TASK OBJECTIVE:
Each entry below is to be transcribed exactly.

(Collected data)
──────────────────────────────

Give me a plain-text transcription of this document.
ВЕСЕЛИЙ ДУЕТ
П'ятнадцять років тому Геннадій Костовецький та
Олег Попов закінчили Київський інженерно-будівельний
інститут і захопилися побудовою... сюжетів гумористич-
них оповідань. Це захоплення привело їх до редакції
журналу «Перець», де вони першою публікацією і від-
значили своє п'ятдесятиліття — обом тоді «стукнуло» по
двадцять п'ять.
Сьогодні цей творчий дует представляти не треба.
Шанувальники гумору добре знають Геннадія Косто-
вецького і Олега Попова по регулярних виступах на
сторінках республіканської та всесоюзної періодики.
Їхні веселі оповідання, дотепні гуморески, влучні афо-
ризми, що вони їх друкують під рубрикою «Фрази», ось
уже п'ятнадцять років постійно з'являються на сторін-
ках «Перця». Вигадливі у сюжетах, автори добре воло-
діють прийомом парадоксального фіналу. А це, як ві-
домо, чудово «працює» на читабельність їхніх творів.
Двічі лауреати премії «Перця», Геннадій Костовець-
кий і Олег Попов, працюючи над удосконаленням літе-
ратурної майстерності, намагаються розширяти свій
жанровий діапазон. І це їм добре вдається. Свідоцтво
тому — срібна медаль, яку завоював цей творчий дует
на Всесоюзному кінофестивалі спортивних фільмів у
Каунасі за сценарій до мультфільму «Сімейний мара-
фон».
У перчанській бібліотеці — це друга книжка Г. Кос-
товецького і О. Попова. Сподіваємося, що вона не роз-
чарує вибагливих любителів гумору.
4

──────────────────────────────

EXERCISE ANSWER:
Give me a plain-text transcription of this document.
ВЕСЕЛИЙ ДУЕТ
П'ятнадцять років тому Геннадій Костовецький та
Олег Попов закінчили Київський інженерно-будівельний
інститут і захопилися побудовою... сюжетів гумористич-
них оповідань. Це захоплення привело їх до редакції
журналу «Перець», де вони першою публікацією і від-
значили своє п'ятдесятиліття — обом тоді «стукнуло» по
двадцять п'ять.
Сьогодні цей творчий дует представляти не треба.
Шанувальники гумору добре знають Геннадія Косто-
вецького і Олега Попова по регулярних виступах на
сторінках республіканської та всесоюзної періодики.
Їхні веселі оповідання, дотепні гуморески, влучні афо-
ризми, що вони їх друкують під рубрикою «Фрази», ось
уже п'ятнадцять років постійно з'являються на сторін-
ках «Перця». Вигадливі у сюжетах, автори добре воло-
діють прийомом парадоксального фіналу. А це, як ві-
домо, чудово «працює» на читабельність їхніх творів.
Двічі лауреати премії «Перця», Геннадій Костовець-
кий і Олег Попов, працюючи над удосконаленням літе-
ратурної майстерності, намагаються розширяти свій
жанровий діапазон. І це їм добре вдається. Свідоцтво
тому — срібна медаль, яку завоював цей творчий дует
на Всесоюзному кінофестивалі спортивних фільмів у
Каунасі за сценарій до мультфільму «Сімейний мара-
фон».
У перчанській бібліотеці — це друга книжка Г. Кос-
товецького і О. Попова. Сподіваємося, що вона не роз-
чарує вибагливих любителів гумору.
4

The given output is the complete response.